— START —
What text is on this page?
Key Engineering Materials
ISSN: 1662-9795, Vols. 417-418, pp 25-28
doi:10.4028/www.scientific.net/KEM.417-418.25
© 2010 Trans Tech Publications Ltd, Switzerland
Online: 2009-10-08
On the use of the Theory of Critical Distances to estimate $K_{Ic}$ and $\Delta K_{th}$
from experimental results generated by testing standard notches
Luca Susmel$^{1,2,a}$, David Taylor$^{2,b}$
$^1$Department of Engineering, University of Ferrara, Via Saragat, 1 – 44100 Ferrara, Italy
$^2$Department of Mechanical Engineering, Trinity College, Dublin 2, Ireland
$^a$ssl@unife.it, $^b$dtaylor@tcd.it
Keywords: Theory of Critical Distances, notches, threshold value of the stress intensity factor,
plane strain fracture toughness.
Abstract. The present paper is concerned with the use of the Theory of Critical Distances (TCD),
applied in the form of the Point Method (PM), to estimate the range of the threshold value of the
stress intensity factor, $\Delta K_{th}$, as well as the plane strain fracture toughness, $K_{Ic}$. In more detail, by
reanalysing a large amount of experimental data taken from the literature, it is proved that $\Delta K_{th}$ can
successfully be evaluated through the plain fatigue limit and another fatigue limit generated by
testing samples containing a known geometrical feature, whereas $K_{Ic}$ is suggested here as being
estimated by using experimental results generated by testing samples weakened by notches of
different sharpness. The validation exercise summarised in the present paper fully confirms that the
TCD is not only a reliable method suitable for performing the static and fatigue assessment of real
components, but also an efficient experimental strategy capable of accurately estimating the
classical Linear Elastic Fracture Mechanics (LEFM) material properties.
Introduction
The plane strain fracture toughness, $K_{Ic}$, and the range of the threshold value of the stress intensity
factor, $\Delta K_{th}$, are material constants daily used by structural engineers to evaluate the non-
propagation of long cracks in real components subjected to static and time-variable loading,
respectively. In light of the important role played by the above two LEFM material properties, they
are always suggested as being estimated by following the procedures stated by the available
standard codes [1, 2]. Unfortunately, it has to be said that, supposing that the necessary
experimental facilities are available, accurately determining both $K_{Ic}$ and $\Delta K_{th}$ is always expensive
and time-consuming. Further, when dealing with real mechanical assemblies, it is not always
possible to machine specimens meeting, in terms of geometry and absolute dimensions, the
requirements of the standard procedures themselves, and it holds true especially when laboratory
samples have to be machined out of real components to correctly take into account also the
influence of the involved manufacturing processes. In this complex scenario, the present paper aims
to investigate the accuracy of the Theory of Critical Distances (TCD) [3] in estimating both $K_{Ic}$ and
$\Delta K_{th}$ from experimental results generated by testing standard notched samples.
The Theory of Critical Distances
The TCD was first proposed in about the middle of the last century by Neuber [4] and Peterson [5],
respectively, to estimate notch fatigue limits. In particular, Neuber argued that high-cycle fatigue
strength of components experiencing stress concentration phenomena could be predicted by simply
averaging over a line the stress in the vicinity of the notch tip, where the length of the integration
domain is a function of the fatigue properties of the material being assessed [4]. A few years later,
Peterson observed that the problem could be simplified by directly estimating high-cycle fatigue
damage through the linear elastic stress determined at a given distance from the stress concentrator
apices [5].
— END —
• Exercise task: Every entry must be quoted exactly as it appears above.

• Answer to this task:
What text is on this page?
Key Engineering Materials
ISSN: 1662-9795, Vols. 417-418, pp 25-28
doi:10.4028/www.scientific.net/KEM.417-418.25
© 2010 Trans Tech Publications Ltd, Switzerland
Online: 2009-10-08
On the use of the Theory of Critical Distances to estimate $K_{Ic}$ and $\Delta K_{th}$
from experimental results generated by testing standard notches
Luca Susmel$^{1,2,a}$, David Taylor$^{2,b}$
$^1$Department of Engineering, University of Ferrara, Via Saragat, 1 – 44100 Ferrara, Italy
$^2$Department of Mechanical Engineering, Trinity College, Dublin 2, Ireland
$^a$ssl@unife.it, $^b$dtaylor@tcd.it
Keywords: Theory of Critical Distances, notches, threshold value of the stress intensity factor,
plane strain fracture toughness.
Abstract. The present paper is concerned with the use of the Theory of Critical Distances (TCD),
applied in the form of the Point Method (PM), to estimate the range of the threshold value of the
stress intensity factor, $\Delta K_{th}$, as well as the plane strain fracture toughness, $K_{Ic}$. In more detail, by
reanalysing a large amount of experimental data taken from the literature, it is proved that $\Delta K_{th}$ can
successfully be evaluated through the plain fatigue limit and another fatigue limit generated by
testing samples containing a known geometrical feature, whereas $K_{Ic}$ is suggested here as being
estimated by using experimental results generated by testing samples weakened by notches of
different sharpness. The validation exercise summarised in the present paper fully confirms that the
TCD is not only a reliable method suitable for performing the static and fatigue assessment of real
components, but also an efficient experimental strategy capable of accurately estimating the
classical Linear Elastic Fracture Mechanics (LEFM) material properties.
Introduction
The plane strain fracture toughness, $K_{Ic}$, and the range of the threshold value of the stress intensity
factor, $\Delta K_{th}$, are material constants daily used by structural engineers to evaluate the non-
propagation of long cracks in real components subjected to static and time-variable loading,
respectively. In light of the important role played by the above two LEFM material properties, they
are always suggested as being estimated by following the procedures stated by the available
standard codes [1, 2]. Unfortunately, it has to be said that, supposing that the necessary
experimental facilities are available, accurately determining both $K_{Ic}$ and $\Delta K_{th}$ is always expensive
and time-consuming. Further, when dealing with real mechanical assemblies, it is not always
possible to machine specimens meeting, in terms of geometry and absolute dimensions, the
requirements of the standard procedures themselves, and it holds true especially when laboratory
samples have to be machined out of real components to correctly take into account also the
influence of the involved manufacturing processes. In this complex scenario, the present paper aims
to investigate the accuracy of the Theory of Critical Distances (TCD) [3] in estimating both $K_{Ic}$ and
$\Delta K_{th}$ from experimental results generated by testing standard notched samples.
The Theory of Critical Distances
The TCD was first proposed in about the middle of the last century by Neuber [4] and Peterson [5],
respectively, to estimate notch fatigue limits. In particular, Neuber argued that high-cycle fatigue
strength of components experiencing stress concentration phenomena could be predicted by simply
averaging over a line the stress in the vicinity of the notch tip, where the length of the integration
domain is a function of the fatigue properties of the material being assessed [4]. A few years later,
Peterson observed that the problem could be simplified by directly estimating high-cycle fatigue
damage through the linear elastic stress determined at a given distance from the stress concentrator
apices [5].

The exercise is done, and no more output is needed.